Aim of the task
Looking at the listing, state how many of its lines contain the string "организациях". Write only the number.

----------

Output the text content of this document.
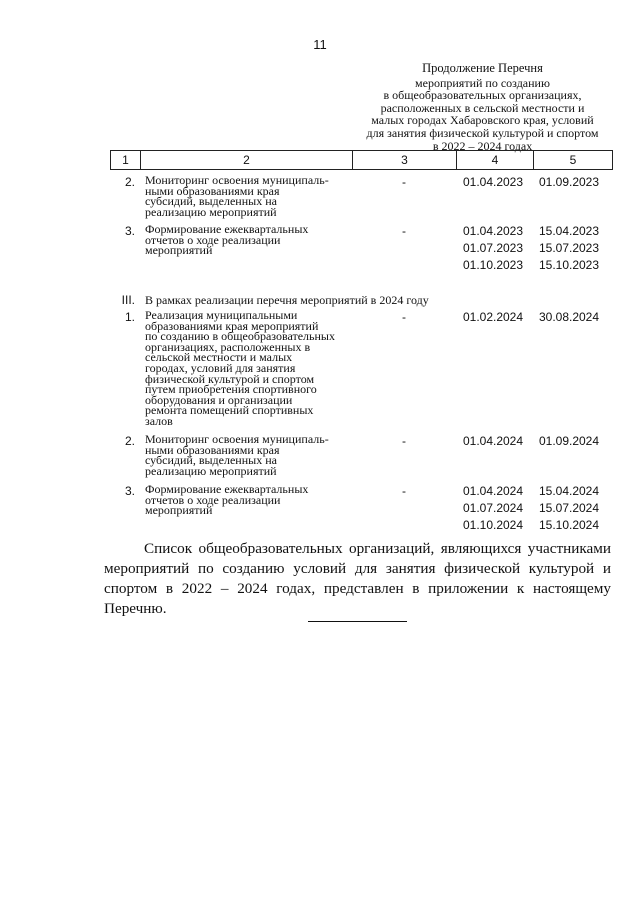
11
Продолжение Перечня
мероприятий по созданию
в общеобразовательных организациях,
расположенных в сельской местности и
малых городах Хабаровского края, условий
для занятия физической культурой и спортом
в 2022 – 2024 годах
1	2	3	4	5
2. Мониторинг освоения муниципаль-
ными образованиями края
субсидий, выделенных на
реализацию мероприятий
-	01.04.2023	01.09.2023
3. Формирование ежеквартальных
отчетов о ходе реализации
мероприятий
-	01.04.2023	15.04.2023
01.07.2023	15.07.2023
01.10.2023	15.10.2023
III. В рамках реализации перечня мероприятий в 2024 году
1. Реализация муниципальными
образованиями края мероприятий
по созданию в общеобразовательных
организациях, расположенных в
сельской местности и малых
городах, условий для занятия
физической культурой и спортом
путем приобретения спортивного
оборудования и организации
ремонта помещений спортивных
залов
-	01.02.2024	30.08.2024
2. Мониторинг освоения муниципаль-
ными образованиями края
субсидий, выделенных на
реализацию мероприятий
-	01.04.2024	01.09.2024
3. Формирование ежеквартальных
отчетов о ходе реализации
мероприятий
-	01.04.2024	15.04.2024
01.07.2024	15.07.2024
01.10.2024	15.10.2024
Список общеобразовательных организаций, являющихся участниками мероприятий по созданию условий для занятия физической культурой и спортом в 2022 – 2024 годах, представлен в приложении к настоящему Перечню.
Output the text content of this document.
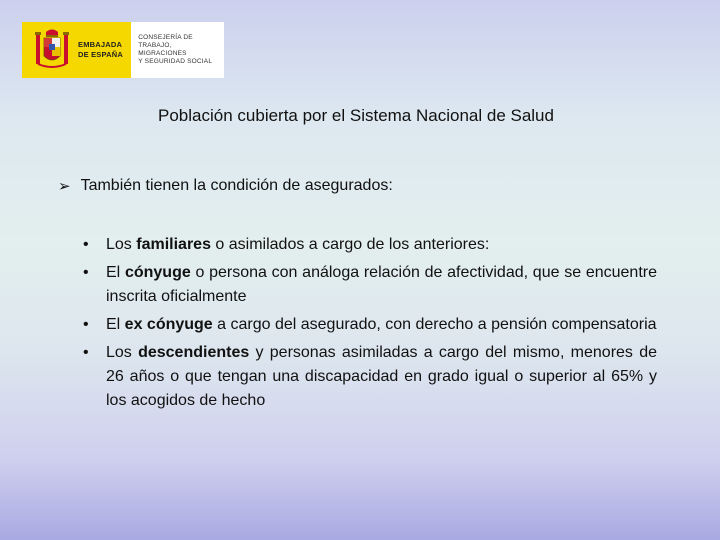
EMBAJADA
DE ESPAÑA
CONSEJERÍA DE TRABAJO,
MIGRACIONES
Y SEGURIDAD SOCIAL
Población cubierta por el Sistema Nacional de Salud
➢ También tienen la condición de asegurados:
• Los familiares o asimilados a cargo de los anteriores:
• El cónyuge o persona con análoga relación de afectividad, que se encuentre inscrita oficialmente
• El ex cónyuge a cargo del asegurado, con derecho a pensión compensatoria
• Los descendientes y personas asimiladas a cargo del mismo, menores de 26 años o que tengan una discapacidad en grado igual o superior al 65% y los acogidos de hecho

----------

Solution below
2